#### Data to use ####
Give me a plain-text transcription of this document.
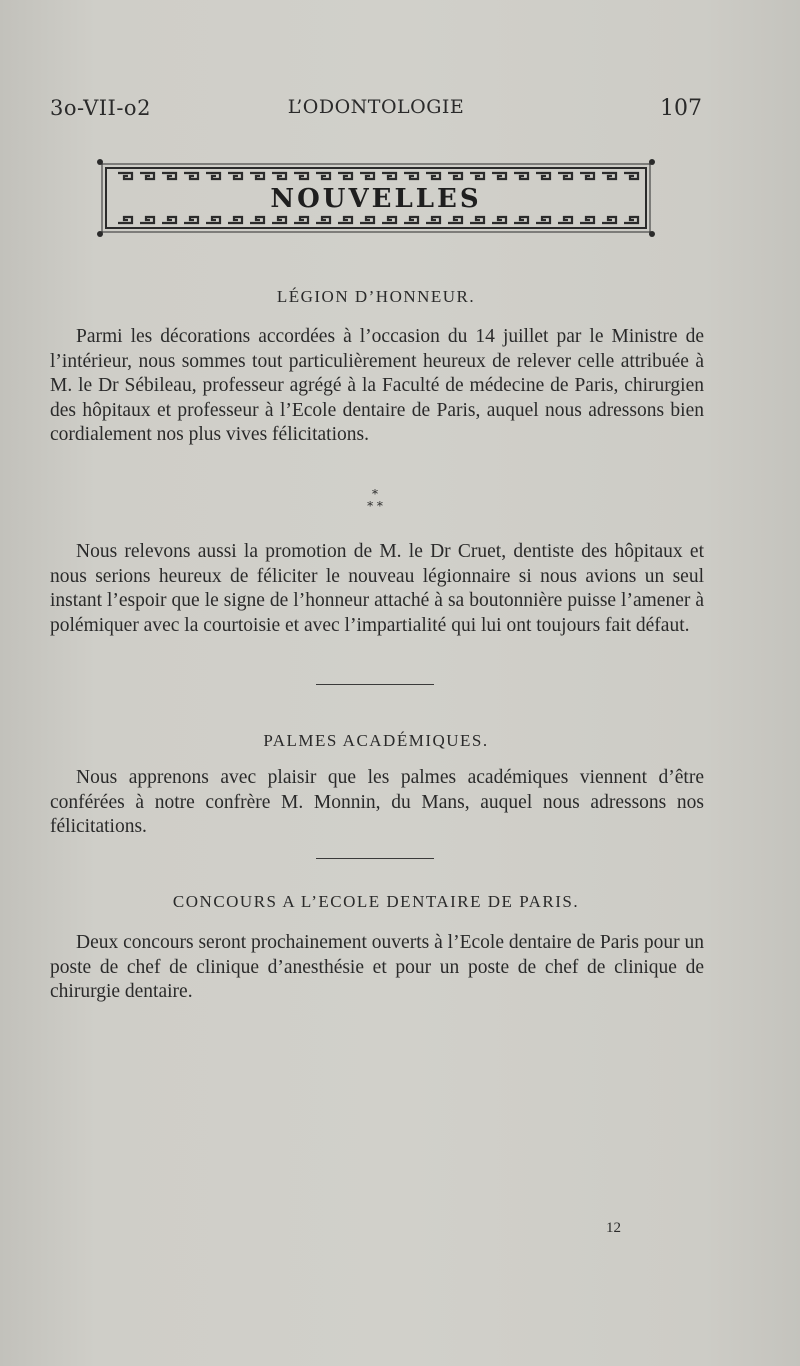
3o-VII-o2	L’ODONTOLOGIE	107
NOUVELLES
LÉGION D’HONNEUR.

Parmi les décorations accordées à l’occasion du 14 juillet par le Ministre de l’intérieur, nous sommes tout particulièrement heureux de relever celle attribuée à M. le Dr Sébileau, professeur agrégé à la Faculté de médecine de Paris, chirurgien des hôpitaux et professeur à l’Ecole dentaire de Paris, auquel nous adressons bien cordialement nos plus vives félicitations.

*
* *

Nous relevons aussi la promotion de M. le Dr Cruet, dentiste des hôpitaux et nous serions heureux de féliciter le nouveau légionnaire si nous avions un seul instant l’espoir que le signe de l’honneur attaché à sa boutonnière puisse l’amener à polémiquer avec la courtoisie et avec l’impartialité qui lui ont toujours fait défaut.

PALMES ACADÉMIQUES.

Nous apprenons avec plaisir que les palmes académiques viennent d’être conférées à notre confrère M. Monnin, du Mans, auquel nous adressons nos félicitations.

CONCOURS A L’ECOLE DENTAIRE DE PARIS.

Deux concours seront prochainement ouverts à l’Ecole dentaire de Paris pour un poste de chef de clinique d’anesthésie et pour un poste de chef de clinique de chirurgie dentaire.

12
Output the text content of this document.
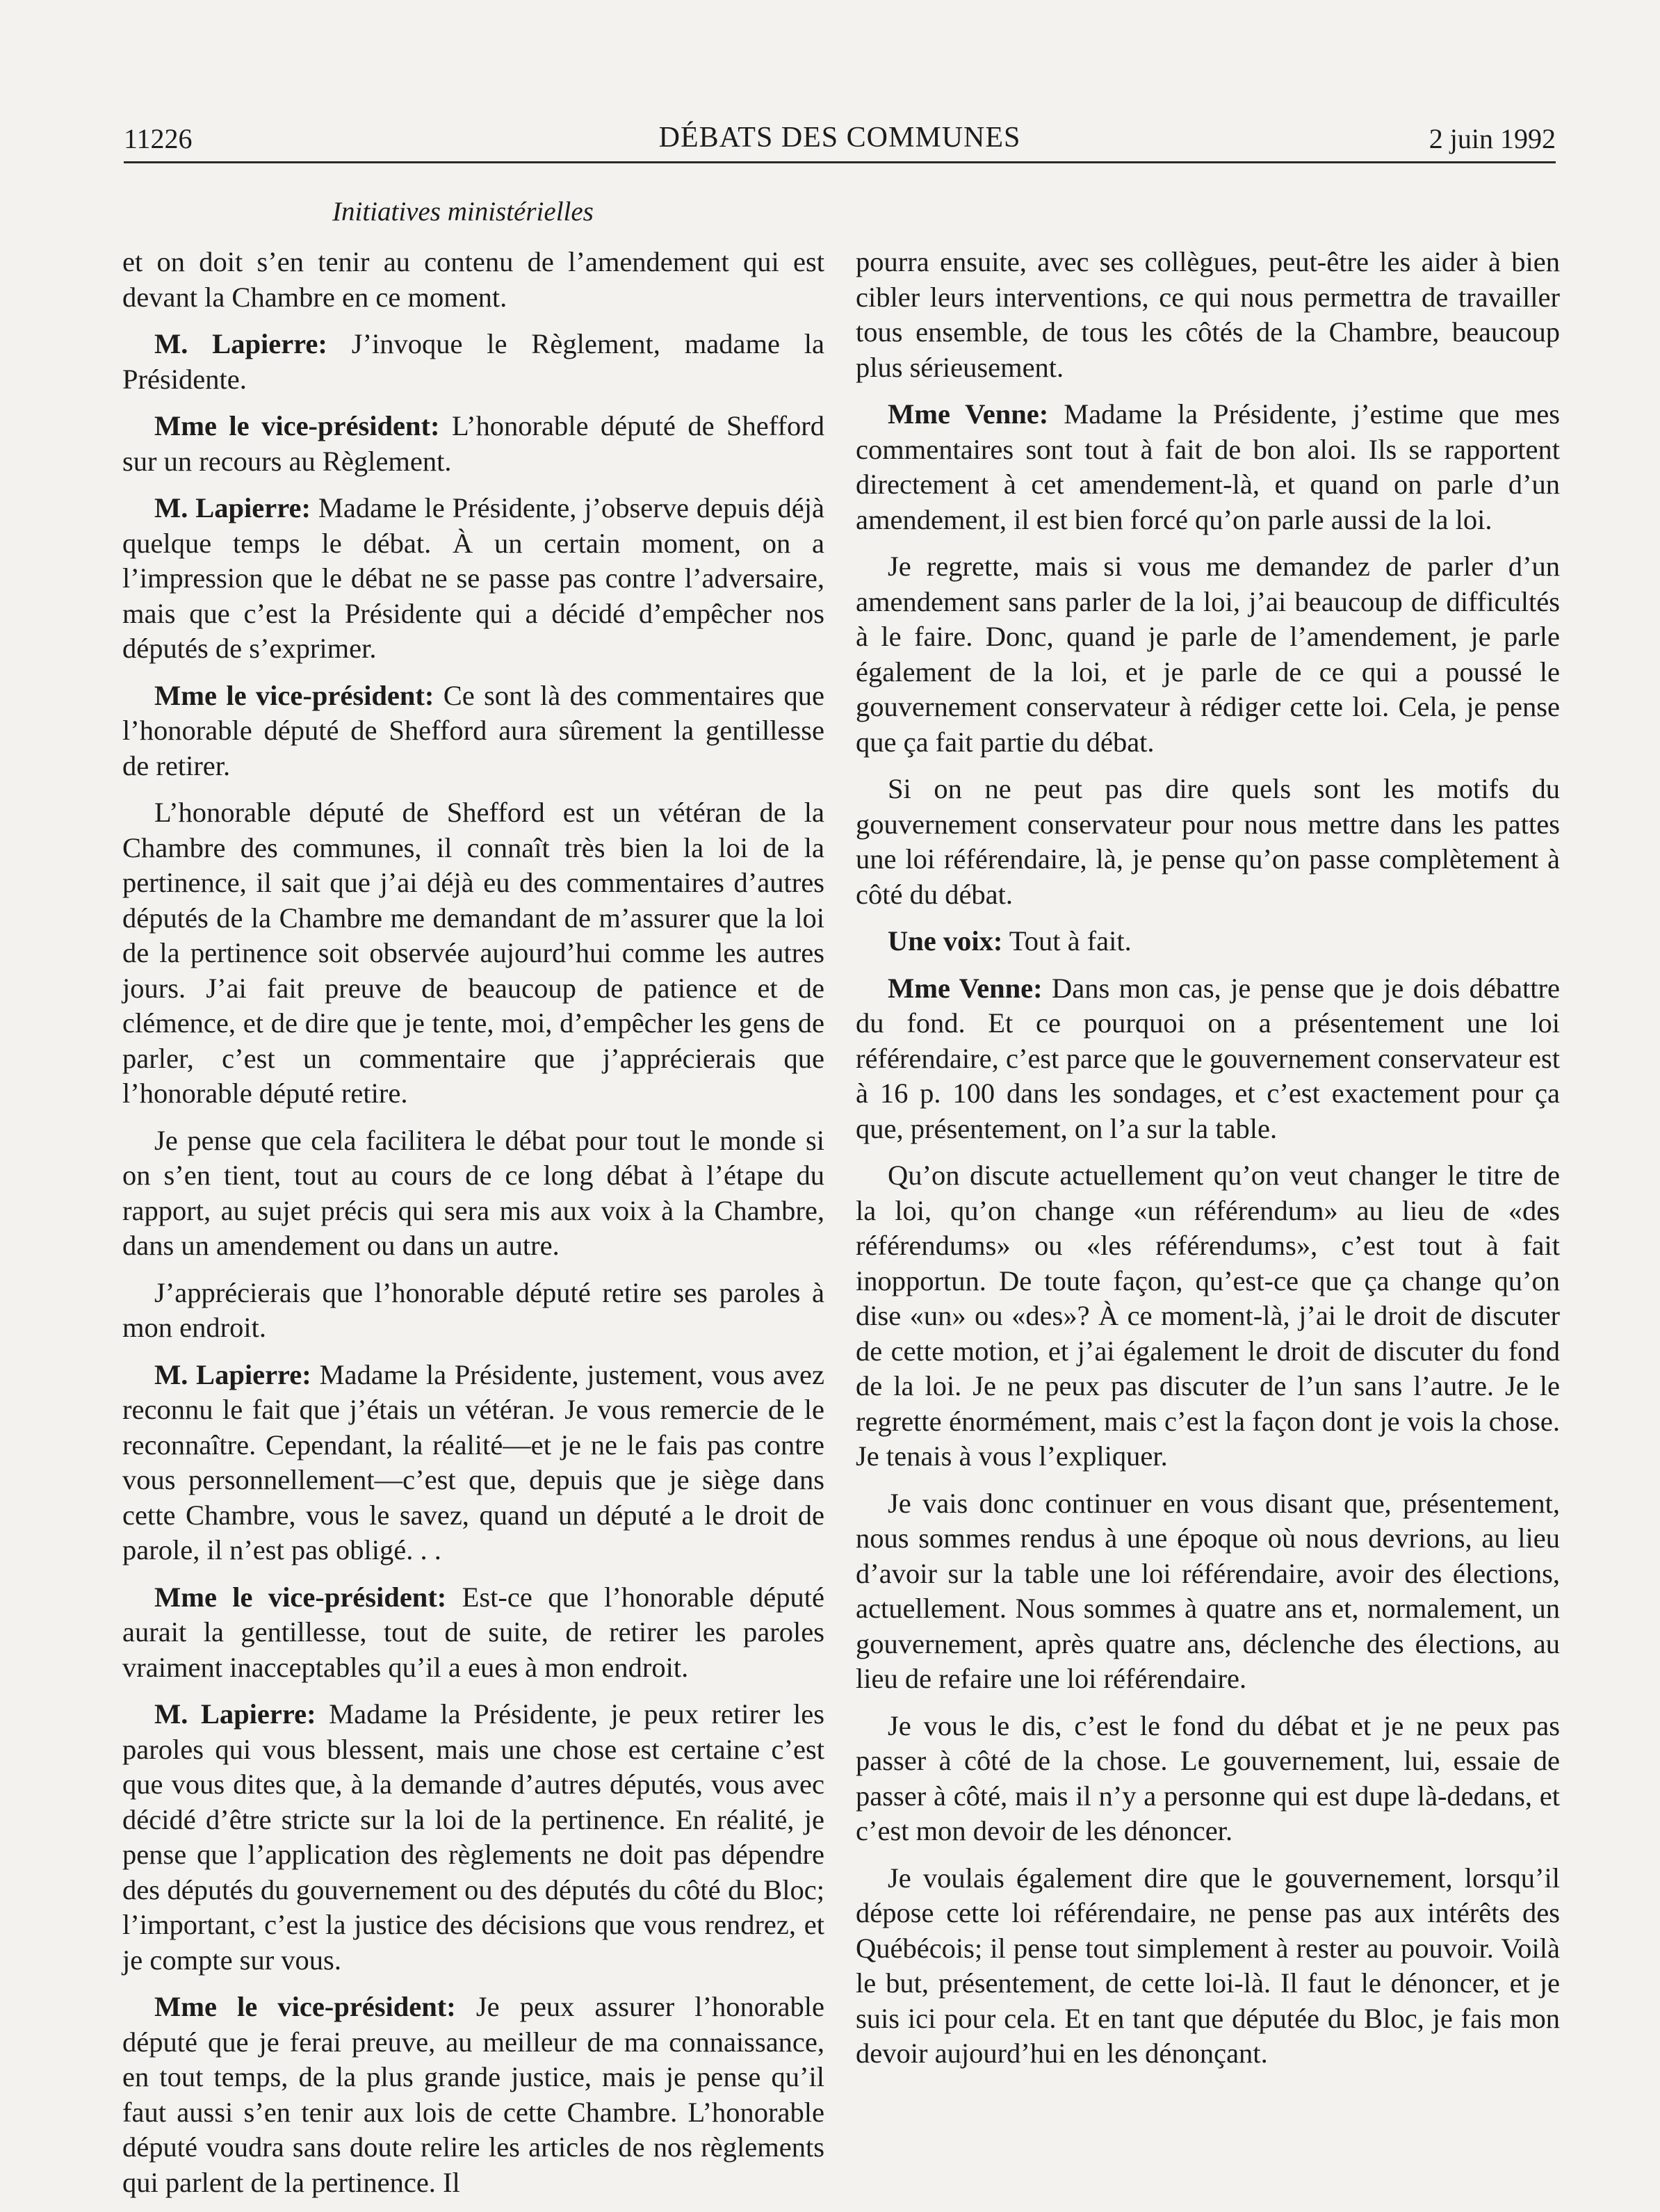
11226	DÉBATS DES COMMUNES	2 juin 1992
Initiatives ministérielles

et on doit s’en tenir au contenu de l’amendement qui est devant la Chambre en ce moment.

M. Lapierre: J’invoque le Règlement, madame la Présidente.

Mme le vice-président: L’honorable député de Shefford sur un recours au Règlement.

M. Lapierre: Madame le Présidente, j’observe depuis déjà quelque temps le débat. À un certain moment, on a l’impression que le débat ne se passe pas contre l’adversaire, mais que c’est la Présidente qui a décidé d’empêcher nos députés de s’exprimer.

Mme le vice-président: Ce sont là des commentaires que l’honorable député de Shefford aura sûrement la gentillesse de retirer.

L’honorable député de Shefford est un vétéran de la Chambre des communes, il connaît très bien la loi de la pertinence, il sait que j’ai déjà eu des commentaires d’autres députés de la Chambre me demandant de m’assurer que la loi de la pertinence soit observée aujourd’hui comme les autres jours. J’ai fait preuve de beaucoup de patience et de clémence, et de dire que je tente, moi, d’empêcher les gens de parler, c’est un commentaire que j’apprécierais que l’honorable député retire.

Je pense que cela facilitera le débat pour tout le monde si on s’en tient, tout au cours de ce long débat à l’étape du rapport, au sujet précis qui sera mis aux voix à la Chambre, dans un amendement ou dans un autre.

J’apprécierais que l’honorable député retire ses paroles à mon endroit.

M. Lapierre: Madame la Présidente, justement, vous avez reconnu le fait que j’étais un vétéran. Je vous remercie de le reconnaître. Cependant, la réalité—et je ne le fais pas contre vous personnellement—c’est que, depuis que je siège dans cette Chambre, vous le savez, quand un député a le droit de parole, il n’est pas obligé. . .

Mme le vice-président: Est-ce que l’honorable député aurait la gentillesse, tout de suite, de retirer les paroles vraiment inacceptables qu’il a eues à mon endroit.

M. Lapierre: Madame la Présidente, je peux retirer les paroles qui vous blessent, mais une chose est certaine c’est que vous dites que, à la demande d’autres députés, vous avec décidé d’être stricte sur la loi de la pertinence. En réalité, je pense que l’application des règlements ne doit pas dépendre des députés du gouvernement ou des députés du côté du Bloc; l’important, c’est la justice des décisions que vous rendrez, et je compte sur vous.

Mme le vice-président: Je peux assurer l’honorable député que je ferai preuve, au meilleur de ma connaissance, en tout temps, de la plus grande justice, mais je pense qu’il faut aussi s’en tenir aux lois de cette Chambre. L’honorable député voudra sans doute relire les articles de nos règlements qui parlent de la pertinence. Il

pourra ensuite, avec ses collègues, peut-être les aider à bien cibler leurs interventions, ce qui nous permettra de travailler tous ensemble, de tous les côtés de la Chambre, beaucoup plus sérieusement.

Mme Venne: Madame la Présidente, j’estime que mes commentaires sont tout à fait de bon aloi. Ils se rapportent directement à cet amendement-là, et quand on parle d’un amendement, il est bien forcé qu’on parle aussi de la loi.

Je regrette, mais si vous me demandez de parler d’un amendement sans parler de la loi, j’ai beaucoup de difficultés à le faire. Donc, quand je parle de l’amendement, je parle également de la loi, et je parle de ce qui a poussé le gouvernement conservateur à rédiger cette loi. Cela, je pense que ça fait partie du débat.

Si on ne peut pas dire quels sont les motifs du gouvernement conservateur pour nous mettre dans les pattes une loi référendaire, là, je pense qu’on passe complètement à côté du débat.

Une voix: Tout à fait.

Mme Venne: Dans mon cas, je pense que je dois débattre du fond. Et ce pourquoi on a présentement une loi référendaire, c’est parce que le gouvernement conservateur est à 16 p. 100 dans les sondages, et c’est exactement pour ça que, présentement, on l’a sur la table.

Qu’on discute actuellement qu’on veut changer le titre de la loi, qu’on change «un référendum» au lieu de «des référendums» ou «les référendums», c’est tout à fait inopportun. De toute façon, qu’est-ce que ça change qu’on dise «un» ou «des»? À ce moment-là, j’ai le droit de discuter de cette motion, et j’ai également le droit de discuter du fond de la loi. Je ne peux pas discuter de l’un sans l’autre. Je le regrette énormément, mais c’est la façon dont je vois la chose. Je tenais à vous l’expliquer.

Je vais donc continuer en vous disant que, présentement, nous sommes rendus à une époque où nous devrions, au lieu d’avoir sur la table une loi référendaire, avoir des élections, actuellement. Nous sommes à quatre ans et, normalement, un gouvernement, après quatre ans, déclenche des élections, au lieu de refaire une loi référendaire.

Je vous le dis, c’est le fond du débat et je ne peux pas passer à côté de la chose. Le gouvernement, lui, essaie de passer à côté, mais il n’y a personne qui est dupe là-dedans, et c’est mon devoir de les dénoncer.

Je voulais également dire que le gouvernement, lorsqu’il dépose cette loi référendaire, ne pense pas aux intérêts des Québécois; il pense tout simplement à rester au pouvoir. Voilà le but, présentement, de cette loi-là. Il faut le dénoncer, et je suis ici pour cela. Et en tant que députée du Bloc, je fais mon devoir aujourd’hui en les dénonçant.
####
Go through the entries and return each line where the word "doit" appears.

§ **In response**
et on doit s’en tenir au contenu de l’amendement qui est devant la Chambre en ce moment.
M. Lapierre: Madame la Présidente, je peux retirer les paroles qui vous blessent, mais une chose est certaine c’est que vous dites que, à la demande d’autres députés, vous avec décidé d’être stricte sur la loi de la pertinence. En réalité, je pense que l’application des règlements ne doit pas dépendre des députés du gouvernement ou des députés du côté du Bloc; l’important, c’est la justice des décisions que vous rendrez, et je compte sur vous.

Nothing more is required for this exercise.